Some lines of these records may hold the word "your"; state how many, using only the number.

========

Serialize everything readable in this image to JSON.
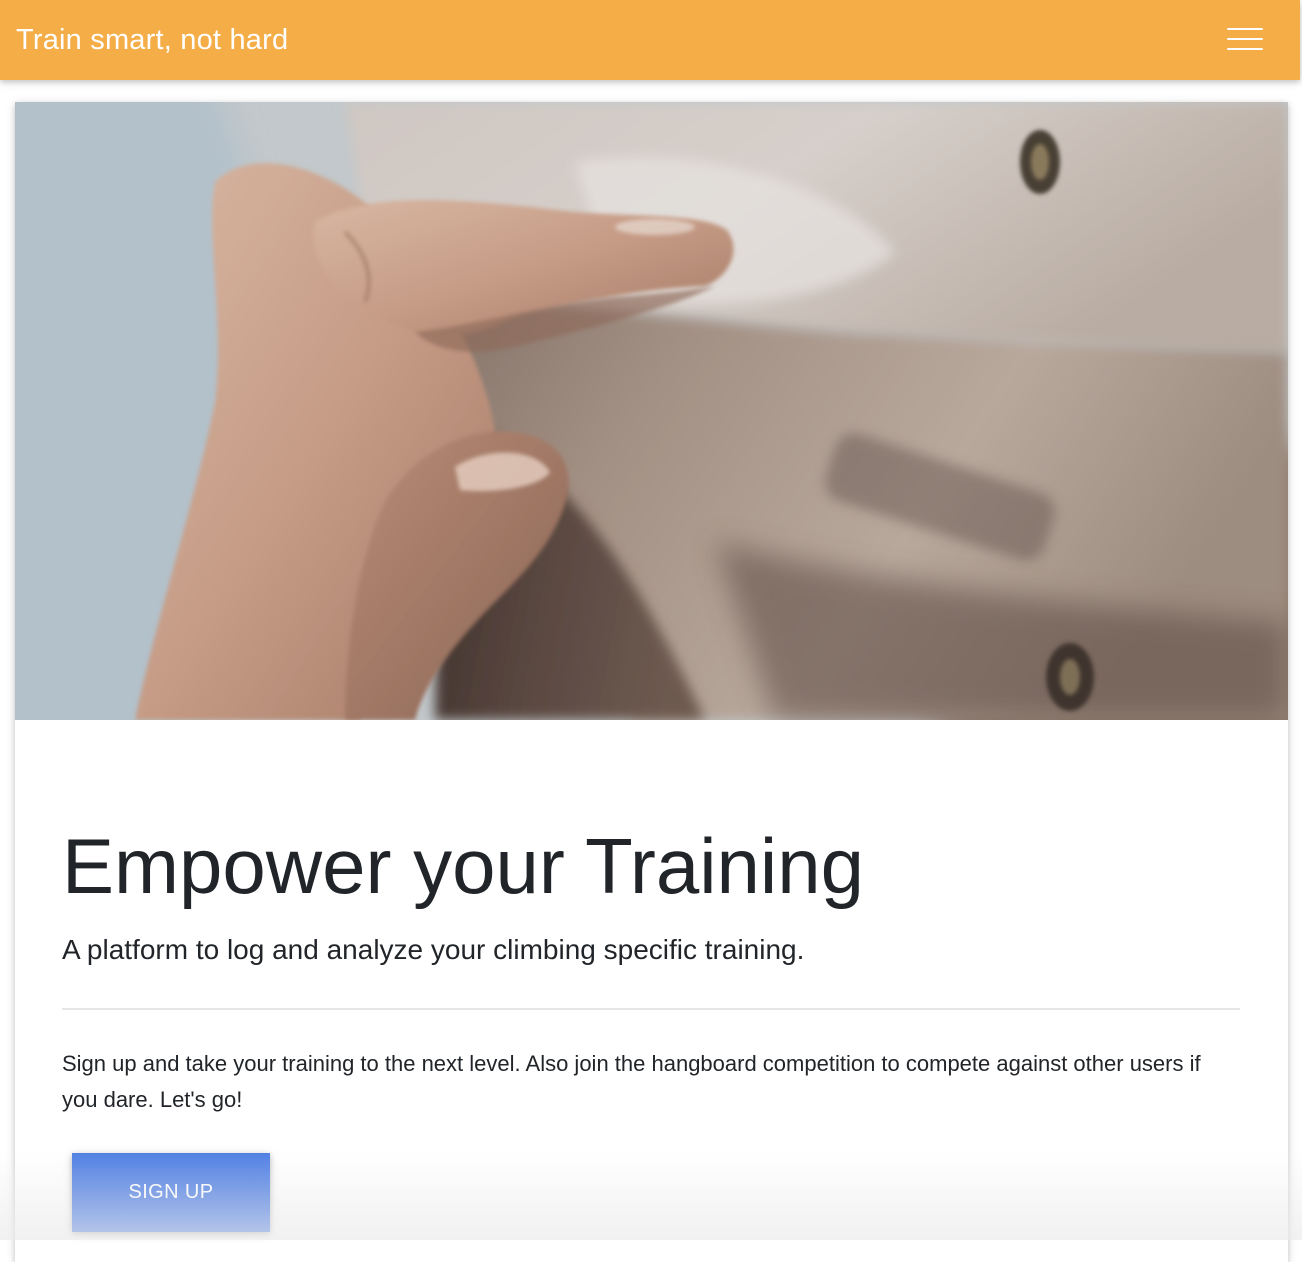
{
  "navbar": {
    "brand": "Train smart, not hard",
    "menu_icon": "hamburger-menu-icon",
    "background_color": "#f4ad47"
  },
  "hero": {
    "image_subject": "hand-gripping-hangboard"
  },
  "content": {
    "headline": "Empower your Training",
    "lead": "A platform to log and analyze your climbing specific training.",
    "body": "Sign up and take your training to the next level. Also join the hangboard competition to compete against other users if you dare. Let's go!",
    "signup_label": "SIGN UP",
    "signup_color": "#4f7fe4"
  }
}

========

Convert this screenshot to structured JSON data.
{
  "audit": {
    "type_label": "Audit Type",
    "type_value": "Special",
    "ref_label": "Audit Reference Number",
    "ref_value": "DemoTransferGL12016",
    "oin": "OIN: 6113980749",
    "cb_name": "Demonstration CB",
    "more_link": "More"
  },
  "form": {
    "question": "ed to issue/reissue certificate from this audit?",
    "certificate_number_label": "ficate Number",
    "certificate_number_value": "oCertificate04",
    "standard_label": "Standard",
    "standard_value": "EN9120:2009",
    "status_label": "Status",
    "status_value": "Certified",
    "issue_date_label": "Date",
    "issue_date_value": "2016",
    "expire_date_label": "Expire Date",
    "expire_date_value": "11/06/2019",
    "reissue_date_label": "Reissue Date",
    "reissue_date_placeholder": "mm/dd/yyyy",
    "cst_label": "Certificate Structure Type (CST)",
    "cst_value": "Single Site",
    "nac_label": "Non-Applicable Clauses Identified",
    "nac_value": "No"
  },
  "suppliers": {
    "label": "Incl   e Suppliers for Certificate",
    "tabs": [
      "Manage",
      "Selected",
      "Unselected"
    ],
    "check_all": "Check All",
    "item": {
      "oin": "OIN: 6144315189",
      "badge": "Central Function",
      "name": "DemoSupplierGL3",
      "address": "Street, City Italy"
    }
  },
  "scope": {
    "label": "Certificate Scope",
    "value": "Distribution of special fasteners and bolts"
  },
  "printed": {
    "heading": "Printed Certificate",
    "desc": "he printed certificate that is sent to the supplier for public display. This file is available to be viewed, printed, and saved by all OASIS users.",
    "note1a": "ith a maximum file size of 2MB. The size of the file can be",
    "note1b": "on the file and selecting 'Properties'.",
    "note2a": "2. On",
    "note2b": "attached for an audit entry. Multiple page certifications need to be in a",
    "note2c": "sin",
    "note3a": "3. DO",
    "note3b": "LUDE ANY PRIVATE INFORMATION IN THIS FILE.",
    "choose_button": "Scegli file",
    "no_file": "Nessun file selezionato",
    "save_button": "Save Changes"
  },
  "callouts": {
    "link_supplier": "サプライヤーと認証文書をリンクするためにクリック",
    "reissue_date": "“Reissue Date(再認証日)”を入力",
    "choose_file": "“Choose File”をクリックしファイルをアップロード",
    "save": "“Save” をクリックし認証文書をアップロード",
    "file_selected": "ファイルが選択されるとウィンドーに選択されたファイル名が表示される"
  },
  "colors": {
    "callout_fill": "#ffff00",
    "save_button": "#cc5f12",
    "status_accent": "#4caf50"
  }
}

========

Full response:
3